▶ DATA EXCERPTS
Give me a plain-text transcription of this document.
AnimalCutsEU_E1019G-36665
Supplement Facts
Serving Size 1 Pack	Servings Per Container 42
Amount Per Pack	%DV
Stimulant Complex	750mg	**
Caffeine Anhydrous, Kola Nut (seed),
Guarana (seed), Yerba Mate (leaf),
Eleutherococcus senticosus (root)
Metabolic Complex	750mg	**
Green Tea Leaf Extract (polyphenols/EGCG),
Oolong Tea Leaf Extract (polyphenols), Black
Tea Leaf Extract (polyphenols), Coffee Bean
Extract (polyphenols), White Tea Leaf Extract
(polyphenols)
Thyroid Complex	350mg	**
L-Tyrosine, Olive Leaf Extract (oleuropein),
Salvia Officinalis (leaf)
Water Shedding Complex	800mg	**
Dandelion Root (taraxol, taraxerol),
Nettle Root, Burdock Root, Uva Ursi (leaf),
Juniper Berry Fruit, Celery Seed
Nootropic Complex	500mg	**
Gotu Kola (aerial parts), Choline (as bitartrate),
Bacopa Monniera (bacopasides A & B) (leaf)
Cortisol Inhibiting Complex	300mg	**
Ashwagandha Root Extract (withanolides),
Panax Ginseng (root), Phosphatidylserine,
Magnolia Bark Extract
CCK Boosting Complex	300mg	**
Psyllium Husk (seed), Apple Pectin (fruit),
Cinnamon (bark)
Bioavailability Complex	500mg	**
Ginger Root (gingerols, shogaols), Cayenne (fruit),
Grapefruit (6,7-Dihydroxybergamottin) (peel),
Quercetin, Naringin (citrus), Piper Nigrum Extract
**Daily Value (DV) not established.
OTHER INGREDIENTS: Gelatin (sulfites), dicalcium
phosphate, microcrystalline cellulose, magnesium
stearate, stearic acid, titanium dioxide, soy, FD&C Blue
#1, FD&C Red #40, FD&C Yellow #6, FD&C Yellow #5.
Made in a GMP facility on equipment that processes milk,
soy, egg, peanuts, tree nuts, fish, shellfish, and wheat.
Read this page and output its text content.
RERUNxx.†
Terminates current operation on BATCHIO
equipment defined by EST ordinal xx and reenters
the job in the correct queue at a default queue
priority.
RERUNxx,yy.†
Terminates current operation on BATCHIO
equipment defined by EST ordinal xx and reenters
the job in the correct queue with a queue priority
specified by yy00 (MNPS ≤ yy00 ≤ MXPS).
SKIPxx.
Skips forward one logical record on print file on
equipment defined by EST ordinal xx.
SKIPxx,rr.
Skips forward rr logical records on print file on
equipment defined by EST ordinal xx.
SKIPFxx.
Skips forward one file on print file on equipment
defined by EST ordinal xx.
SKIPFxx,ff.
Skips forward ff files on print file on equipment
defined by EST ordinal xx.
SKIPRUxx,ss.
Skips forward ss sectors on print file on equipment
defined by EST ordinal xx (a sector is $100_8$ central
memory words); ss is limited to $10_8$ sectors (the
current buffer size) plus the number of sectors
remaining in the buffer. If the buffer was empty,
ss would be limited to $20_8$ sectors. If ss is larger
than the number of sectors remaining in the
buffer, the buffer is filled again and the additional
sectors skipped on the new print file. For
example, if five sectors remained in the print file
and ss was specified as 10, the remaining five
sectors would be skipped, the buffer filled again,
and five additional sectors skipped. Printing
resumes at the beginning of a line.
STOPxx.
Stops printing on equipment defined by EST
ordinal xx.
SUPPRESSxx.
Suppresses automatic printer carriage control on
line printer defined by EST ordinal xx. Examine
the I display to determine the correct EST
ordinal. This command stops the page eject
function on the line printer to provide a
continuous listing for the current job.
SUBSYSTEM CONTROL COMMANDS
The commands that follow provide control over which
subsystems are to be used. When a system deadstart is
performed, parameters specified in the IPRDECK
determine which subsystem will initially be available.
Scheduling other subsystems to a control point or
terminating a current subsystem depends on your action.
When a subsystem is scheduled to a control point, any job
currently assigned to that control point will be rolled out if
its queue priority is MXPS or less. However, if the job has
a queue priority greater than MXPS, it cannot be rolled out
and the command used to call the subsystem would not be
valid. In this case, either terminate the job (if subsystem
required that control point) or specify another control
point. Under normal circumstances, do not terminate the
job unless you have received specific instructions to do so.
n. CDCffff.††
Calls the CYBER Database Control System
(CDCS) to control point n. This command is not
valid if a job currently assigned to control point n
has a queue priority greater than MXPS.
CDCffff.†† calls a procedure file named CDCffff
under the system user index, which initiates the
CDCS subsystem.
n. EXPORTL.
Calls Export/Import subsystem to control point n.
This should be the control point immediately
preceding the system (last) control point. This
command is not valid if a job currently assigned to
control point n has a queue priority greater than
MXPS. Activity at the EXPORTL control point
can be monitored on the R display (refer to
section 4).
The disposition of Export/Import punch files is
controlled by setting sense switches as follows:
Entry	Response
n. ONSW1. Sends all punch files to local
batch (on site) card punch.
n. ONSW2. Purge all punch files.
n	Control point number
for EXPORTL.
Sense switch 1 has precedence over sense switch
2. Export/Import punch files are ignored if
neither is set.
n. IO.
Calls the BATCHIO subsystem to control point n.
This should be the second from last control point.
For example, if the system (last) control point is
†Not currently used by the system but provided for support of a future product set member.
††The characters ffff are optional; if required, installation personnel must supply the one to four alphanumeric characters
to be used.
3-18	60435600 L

...

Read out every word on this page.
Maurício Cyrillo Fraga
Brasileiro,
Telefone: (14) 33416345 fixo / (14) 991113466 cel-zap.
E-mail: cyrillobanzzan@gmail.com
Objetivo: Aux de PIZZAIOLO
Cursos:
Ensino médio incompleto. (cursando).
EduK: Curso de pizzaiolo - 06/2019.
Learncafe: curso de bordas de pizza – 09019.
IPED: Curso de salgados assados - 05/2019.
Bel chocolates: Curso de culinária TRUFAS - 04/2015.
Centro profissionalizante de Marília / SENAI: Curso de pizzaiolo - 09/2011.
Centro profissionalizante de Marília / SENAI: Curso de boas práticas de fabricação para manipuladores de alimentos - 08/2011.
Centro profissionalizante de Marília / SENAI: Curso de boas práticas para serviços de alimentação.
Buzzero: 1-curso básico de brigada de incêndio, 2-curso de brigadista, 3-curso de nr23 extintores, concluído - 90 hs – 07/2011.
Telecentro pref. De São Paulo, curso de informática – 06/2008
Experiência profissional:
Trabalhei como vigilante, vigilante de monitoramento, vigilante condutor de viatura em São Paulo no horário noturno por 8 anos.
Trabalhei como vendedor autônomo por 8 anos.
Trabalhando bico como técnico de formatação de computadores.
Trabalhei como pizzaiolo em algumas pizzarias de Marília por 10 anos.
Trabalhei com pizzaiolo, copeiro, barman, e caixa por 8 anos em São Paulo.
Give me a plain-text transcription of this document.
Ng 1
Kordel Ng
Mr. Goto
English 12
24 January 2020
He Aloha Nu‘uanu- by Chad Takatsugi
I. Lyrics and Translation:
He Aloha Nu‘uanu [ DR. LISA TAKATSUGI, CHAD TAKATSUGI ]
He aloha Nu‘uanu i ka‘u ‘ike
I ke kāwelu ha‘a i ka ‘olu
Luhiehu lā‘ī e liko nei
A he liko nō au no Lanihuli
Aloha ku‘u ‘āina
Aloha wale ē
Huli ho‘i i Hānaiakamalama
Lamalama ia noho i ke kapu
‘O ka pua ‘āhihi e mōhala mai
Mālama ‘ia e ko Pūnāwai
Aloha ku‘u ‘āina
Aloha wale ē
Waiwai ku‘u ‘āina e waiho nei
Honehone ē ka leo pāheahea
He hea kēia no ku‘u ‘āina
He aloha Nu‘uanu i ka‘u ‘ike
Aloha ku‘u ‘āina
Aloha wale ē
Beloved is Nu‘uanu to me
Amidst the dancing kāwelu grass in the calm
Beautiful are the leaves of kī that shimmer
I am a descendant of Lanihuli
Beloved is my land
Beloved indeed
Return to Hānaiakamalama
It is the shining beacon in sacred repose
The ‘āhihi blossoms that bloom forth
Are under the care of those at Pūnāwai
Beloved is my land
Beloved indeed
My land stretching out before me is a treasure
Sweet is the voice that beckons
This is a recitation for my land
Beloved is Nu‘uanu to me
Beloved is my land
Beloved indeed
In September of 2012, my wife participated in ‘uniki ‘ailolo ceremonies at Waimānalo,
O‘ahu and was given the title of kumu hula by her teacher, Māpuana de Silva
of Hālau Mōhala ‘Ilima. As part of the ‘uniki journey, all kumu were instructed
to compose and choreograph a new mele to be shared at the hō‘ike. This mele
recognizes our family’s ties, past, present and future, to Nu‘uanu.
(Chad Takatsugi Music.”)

▶ THE PROBLEM
Your task is to list each line of the records with the word "last".

▶ SOLVED PROBLEM
preceding the system (last) control point. This
This should be the second from last control point.
For example, if the system (last) control point is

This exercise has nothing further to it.